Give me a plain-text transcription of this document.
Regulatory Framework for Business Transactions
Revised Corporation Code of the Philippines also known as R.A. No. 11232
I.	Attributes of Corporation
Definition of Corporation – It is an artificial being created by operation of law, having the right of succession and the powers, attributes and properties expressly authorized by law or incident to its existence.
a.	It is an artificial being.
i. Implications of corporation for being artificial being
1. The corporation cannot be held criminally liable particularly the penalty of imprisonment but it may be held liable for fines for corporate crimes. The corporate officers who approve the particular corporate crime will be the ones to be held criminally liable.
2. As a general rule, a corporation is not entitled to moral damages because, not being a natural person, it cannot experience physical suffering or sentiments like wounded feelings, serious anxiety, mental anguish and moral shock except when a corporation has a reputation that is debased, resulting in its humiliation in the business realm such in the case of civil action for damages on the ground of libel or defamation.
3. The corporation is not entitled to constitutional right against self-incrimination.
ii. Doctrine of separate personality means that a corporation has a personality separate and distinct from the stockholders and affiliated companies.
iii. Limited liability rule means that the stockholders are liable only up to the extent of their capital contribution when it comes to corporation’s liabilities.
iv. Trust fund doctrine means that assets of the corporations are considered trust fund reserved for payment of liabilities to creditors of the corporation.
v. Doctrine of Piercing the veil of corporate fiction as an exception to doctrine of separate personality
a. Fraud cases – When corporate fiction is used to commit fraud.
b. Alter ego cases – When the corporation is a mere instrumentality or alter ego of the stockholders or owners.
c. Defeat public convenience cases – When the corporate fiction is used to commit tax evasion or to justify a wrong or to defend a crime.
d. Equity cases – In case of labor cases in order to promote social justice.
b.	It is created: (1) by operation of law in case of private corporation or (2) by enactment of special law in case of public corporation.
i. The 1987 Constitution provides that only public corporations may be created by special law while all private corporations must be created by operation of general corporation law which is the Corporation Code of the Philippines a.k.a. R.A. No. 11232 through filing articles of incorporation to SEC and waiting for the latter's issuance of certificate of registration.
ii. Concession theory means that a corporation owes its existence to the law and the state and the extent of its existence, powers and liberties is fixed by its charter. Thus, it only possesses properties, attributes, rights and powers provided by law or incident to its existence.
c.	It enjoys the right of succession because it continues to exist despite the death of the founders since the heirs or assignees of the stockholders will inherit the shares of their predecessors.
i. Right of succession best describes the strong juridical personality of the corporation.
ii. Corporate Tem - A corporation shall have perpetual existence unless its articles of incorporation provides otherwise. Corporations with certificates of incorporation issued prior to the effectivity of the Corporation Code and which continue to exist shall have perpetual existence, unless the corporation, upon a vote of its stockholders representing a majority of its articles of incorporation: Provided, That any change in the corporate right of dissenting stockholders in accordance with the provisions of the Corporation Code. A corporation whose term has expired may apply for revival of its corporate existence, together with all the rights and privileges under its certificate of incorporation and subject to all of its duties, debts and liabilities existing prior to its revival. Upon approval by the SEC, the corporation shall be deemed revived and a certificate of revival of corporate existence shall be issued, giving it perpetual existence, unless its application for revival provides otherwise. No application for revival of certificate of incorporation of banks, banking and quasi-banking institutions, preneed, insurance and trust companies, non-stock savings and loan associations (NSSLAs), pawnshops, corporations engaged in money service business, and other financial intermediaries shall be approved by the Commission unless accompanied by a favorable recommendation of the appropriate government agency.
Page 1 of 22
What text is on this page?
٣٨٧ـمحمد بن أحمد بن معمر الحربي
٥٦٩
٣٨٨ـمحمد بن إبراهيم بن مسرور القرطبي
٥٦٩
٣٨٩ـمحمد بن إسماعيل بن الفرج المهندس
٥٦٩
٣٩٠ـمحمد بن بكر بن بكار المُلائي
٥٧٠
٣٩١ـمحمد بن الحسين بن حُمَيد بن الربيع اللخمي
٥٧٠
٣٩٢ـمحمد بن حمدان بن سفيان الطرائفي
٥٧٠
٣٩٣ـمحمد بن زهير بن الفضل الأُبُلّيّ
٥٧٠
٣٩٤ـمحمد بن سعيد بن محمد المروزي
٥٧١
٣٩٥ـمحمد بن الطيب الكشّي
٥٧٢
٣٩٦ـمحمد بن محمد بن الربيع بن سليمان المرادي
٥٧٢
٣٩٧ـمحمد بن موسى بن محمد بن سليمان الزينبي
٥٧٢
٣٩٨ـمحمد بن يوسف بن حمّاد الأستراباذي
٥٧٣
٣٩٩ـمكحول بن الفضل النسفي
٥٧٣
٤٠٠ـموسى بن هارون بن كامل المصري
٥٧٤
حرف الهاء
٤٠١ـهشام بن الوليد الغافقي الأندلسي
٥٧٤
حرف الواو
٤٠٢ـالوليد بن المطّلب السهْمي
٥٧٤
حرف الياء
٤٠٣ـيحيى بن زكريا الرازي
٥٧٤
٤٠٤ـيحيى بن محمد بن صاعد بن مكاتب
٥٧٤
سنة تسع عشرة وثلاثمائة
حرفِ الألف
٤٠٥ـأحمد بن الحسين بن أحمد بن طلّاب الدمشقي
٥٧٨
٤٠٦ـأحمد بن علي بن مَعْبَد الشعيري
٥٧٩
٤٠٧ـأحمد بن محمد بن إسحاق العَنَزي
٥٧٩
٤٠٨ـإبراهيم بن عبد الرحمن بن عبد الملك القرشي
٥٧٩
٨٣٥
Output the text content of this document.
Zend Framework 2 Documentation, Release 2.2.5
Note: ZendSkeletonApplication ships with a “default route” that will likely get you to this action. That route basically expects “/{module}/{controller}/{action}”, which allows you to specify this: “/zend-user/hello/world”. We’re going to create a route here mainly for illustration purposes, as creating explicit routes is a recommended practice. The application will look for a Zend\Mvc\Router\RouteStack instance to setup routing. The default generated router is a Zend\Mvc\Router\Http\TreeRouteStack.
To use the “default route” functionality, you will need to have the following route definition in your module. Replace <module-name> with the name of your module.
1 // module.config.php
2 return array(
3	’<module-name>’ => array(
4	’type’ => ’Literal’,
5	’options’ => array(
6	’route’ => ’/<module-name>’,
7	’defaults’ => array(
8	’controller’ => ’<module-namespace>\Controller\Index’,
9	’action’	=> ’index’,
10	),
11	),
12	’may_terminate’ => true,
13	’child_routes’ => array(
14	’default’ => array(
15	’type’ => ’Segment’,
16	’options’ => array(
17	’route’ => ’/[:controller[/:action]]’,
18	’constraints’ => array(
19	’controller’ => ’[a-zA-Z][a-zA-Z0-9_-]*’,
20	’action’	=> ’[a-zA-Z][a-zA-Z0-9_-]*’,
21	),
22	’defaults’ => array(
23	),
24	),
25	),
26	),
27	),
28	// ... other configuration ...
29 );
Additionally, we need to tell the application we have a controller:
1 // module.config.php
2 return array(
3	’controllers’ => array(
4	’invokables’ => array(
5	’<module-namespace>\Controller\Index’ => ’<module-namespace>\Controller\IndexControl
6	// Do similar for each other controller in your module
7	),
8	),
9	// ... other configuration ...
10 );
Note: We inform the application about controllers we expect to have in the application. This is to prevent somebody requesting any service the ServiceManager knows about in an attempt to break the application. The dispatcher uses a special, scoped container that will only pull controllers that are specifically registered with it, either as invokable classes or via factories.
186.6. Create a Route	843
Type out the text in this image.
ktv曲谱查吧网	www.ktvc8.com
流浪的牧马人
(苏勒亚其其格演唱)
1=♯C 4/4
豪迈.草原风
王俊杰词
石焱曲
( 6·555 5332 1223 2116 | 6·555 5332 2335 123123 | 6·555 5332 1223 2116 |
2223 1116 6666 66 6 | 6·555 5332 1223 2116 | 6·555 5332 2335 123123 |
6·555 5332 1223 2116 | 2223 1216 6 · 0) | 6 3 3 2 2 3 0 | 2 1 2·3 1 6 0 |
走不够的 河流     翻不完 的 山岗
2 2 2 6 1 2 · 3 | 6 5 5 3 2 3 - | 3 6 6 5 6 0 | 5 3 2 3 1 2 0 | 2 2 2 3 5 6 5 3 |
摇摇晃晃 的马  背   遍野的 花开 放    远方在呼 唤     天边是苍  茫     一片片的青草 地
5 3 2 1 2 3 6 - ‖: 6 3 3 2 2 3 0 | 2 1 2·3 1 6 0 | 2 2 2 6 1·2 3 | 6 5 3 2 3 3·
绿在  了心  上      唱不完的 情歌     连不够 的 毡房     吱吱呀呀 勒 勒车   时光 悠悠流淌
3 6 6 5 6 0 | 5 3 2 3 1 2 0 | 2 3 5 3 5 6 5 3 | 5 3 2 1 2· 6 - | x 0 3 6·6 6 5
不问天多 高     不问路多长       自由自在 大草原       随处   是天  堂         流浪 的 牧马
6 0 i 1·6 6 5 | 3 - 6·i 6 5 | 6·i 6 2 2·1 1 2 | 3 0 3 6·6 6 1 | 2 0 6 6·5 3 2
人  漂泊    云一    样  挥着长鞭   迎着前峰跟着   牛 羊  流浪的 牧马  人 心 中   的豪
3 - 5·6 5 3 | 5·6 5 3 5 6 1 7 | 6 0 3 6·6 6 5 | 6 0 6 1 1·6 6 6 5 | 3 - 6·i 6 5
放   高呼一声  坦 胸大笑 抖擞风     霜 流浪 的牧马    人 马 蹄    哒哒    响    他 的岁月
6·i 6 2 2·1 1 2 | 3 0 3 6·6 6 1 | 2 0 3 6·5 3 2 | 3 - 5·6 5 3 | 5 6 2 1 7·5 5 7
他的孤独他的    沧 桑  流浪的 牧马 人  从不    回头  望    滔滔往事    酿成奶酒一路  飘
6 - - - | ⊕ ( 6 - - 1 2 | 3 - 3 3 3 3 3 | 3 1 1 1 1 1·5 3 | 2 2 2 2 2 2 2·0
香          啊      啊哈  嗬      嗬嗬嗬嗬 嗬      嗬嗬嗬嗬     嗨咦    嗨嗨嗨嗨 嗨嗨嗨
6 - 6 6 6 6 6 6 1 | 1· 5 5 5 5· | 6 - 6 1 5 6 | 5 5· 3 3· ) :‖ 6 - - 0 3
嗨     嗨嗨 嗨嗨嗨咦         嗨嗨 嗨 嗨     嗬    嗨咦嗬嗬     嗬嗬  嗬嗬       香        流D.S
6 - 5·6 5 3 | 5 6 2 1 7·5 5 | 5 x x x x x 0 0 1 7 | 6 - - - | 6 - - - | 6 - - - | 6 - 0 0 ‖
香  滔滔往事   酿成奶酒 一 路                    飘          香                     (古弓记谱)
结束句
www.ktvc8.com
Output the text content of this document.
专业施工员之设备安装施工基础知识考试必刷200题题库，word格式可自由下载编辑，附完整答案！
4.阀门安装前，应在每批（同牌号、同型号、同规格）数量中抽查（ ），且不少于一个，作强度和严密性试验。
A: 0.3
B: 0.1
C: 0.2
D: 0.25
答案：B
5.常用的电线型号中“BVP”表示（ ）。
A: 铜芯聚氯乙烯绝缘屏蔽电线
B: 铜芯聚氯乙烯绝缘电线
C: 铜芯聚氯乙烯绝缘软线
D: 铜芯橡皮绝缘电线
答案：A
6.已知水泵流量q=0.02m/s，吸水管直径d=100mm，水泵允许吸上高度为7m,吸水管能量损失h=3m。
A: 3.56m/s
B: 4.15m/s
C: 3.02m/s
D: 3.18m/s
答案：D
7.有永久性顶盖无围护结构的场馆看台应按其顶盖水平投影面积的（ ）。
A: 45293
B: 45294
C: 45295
:::
» **CHALLENGE**: Pull out each line of the listing that holds the string "existence".

» **WRITTEN SOLUTION**:
Definition of Corporation – It is an artificial being created by operation of law, having the right of succession and the powers, attributes and properties expressly authorized by law or incident to its existence.
ii. Concession theory means that a corporation owes its existence to the law and the state and the extent of its existence, powers and liberties is fixed by its charter. Thus, it only possesses properties, attributes, rights and powers provided by law or incident to its existence.
ii. Corporate Tem - A corporation shall have perpetual existence unless its articles of incorporation provides otherwise. Corporations with certificates of incorporation issued prior to the effectivity of the Corporation Code and which continue to exist shall have perpetual existence, unless the corporation, upon a vote of its stockholders representing a majority of its articles of incorporation: Provided, That any change in the corporate right of dissenting stockholders in accordance with the provisions of the Corporation Code. A corporation whose term has expired may apply for revival of its corporate existence, together with all the rights and privileges under its certificate of incorporation and subject to all of its duties, debts and liabilities existing prior to its revival. Upon approval by the SEC, the corporation shall be deemed revived and a certificate of revival of corporate existence shall be issued, giving it perpetual existence, unless its application for revival provides otherwise. No application for revival of certificate of incorporation of banks, banking and quasi-banking institutions, preneed, insurance and trust companies, non-stock savings and loan associations (NSSLAs), pawnshops, corporations engaged in money service business, and other financial intermediaries shall be approved by the Commission unless accompanied by a favorable recommendation of the appropriate government agency.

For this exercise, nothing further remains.